WHAT IS BEING ASKED: Write every record out again exactly as given.

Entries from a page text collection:
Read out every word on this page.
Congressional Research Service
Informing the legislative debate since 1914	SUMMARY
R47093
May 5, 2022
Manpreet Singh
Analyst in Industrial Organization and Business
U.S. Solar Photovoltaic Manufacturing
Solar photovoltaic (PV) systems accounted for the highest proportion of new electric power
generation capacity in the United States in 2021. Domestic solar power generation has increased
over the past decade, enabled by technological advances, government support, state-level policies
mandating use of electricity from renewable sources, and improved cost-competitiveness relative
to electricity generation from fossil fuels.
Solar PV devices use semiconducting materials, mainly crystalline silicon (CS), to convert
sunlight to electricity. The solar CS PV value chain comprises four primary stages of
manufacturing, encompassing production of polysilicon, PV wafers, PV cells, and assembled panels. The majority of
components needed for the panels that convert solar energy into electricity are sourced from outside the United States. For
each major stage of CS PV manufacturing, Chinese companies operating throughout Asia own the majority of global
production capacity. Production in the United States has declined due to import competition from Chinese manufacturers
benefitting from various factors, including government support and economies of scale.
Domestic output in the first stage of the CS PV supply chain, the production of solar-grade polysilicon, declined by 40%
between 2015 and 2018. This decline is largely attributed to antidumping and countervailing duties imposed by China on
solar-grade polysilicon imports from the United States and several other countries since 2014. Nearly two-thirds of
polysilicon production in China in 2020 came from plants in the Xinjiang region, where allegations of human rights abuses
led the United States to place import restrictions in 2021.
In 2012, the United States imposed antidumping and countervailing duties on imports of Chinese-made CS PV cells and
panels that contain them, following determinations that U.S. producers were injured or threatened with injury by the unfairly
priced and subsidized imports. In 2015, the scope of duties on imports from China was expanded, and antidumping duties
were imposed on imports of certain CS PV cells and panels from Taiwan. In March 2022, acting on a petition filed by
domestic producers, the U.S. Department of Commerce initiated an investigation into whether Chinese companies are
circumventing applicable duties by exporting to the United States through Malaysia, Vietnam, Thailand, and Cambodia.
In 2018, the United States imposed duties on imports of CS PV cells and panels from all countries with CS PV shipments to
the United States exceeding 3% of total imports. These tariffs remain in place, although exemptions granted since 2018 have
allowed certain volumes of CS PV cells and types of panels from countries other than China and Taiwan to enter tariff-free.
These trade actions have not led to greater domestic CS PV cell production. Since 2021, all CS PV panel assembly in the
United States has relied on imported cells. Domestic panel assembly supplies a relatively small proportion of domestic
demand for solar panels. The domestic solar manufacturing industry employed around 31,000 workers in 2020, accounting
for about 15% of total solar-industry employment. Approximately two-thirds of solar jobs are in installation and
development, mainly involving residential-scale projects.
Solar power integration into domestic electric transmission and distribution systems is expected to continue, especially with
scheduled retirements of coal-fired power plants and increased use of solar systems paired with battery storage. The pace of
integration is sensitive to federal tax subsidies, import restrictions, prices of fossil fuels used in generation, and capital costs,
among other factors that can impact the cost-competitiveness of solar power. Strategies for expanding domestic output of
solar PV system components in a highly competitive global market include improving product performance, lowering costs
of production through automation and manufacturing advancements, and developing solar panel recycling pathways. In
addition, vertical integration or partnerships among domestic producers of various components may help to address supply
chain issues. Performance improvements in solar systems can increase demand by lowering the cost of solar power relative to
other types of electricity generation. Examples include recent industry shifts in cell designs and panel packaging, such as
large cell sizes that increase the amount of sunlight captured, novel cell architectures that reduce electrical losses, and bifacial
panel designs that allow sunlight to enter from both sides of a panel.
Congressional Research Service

SOLUTION:
Read out every word on this page.
Congressional Research Service
Informing the legislative debate since 1914	SUMMARY
R47093
May 5, 2022
Manpreet Singh
Analyst in Industrial Organization and Business
U.S. Solar Photovoltaic Manufacturing
Solar photovoltaic (PV) systems accounted for the highest proportion of new electric power
generation capacity in the United States in 2021. Domestic solar power generation has increased
over the past decade, enabled by technological advances, government support, state-level policies
mandating use of electricity from renewable sources, and improved cost-competitiveness relative
to electricity generation from fossil fuels.
Solar PV devices use semiconducting materials, mainly crystalline silicon (CS), to convert
sunlight to electricity. The solar CS PV value chain comprises four primary stages of
manufacturing, encompassing production of polysilicon, PV wafers, PV cells, and assembled panels. The majority of
components needed for the panels that convert solar energy into electricity are sourced from outside the United States. For
each major stage of CS PV manufacturing, Chinese companies operating throughout Asia own the majority of global
production capacity. Production in the United States has declined due to import competition from Chinese manufacturers
benefitting from various factors, including government support and economies of scale.
Domestic output in the first stage of the CS PV supply chain, the production of solar-grade polysilicon, declined by 40%
between 2015 and 2018. This decline is largely attributed to antidumping and countervailing duties imposed by China on
solar-grade polysilicon imports from the United States and several other countries since 2014. Nearly two-thirds of
polysilicon production in China in 2020 came from plants in the Xinjiang region, where allegations of human rights abuses
led the United States to place import restrictions in 2021.
In 2012, the United States imposed antidumping and countervailing duties on imports of Chinese-made CS PV cells and
panels that contain them, following determinations that U.S. producers were injured or threatened with injury by the unfairly
priced and subsidized imports. In 2015, the scope of duties on imports from China was expanded, and antidumping duties
were imposed on imports of certain CS PV cells and panels from Taiwan. In March 2022, acting on a petition filed by
domestic producers, the U.S. Department of Commerce initiated an investigation into whether Chinese companies are
circumventing applicable duties by exporting to the United States through Malaysia, Vietnam, Thailand, and Cambodia.
In 2018, the United States imposed duties on imports of CS PV cells and panels from all countries with CS PV shipments to
the United States exceeding 3% of total imports. These tariffs remain in place, although exemptions granted since 2018 have
allowed certain volumes of CS PV cells and types of panels from countries other than China and Taiwan to enter tariff-free.
These trade actions have not led to greater domestic CS PV cell production. Since 2021, all CS PV panel assembly in the
United States has relied on imported cells. Domestic panel assembly supplies a relatively small proportion of domestic
demand for solar panels. The domestic solar manufacturing industry employed around 31,000 workers in 2020, accounting
for about 15% of total solar-industry employment. Approximately two-thirds of solar jobs are in installation and
development, mainly involving residential-scale projects.
Solar power integration into domestic electric transmission and distribution systems is expected to continue, especially with
scheduled retirements of coal-fired power plants and increased use of solar systems paired with battery storage. The pace of
integration is sensitive to federal tax subsidies, import restrictions, prices of fossil fuels used in generation, and capital costs,
among other factors that can impact the cost-competitiveness of solar power. Strategies for expanding domestic output of
solar PV system components in a highly competitive global market include improving product performance, lowering costs
of production through automation and manufacturing advancements, and developing solar panel recycling pathways. In
addition, vertical integration or partnerships among domestic producers of various components may help to address supply
chain issues. Performance improvements in solar systems can increase demand by lowering the cost of solar power relative to
other types of electricity generation. Examples include recent industry shifts in cell designs and panel packaging, such as
large cell sizes that increase the amount of sunlight captured, novel cell architectures that reduce electrical losses, and bifacial
panel designs that allow sunlight to enter from both sides of a panel.
Congressional Research Service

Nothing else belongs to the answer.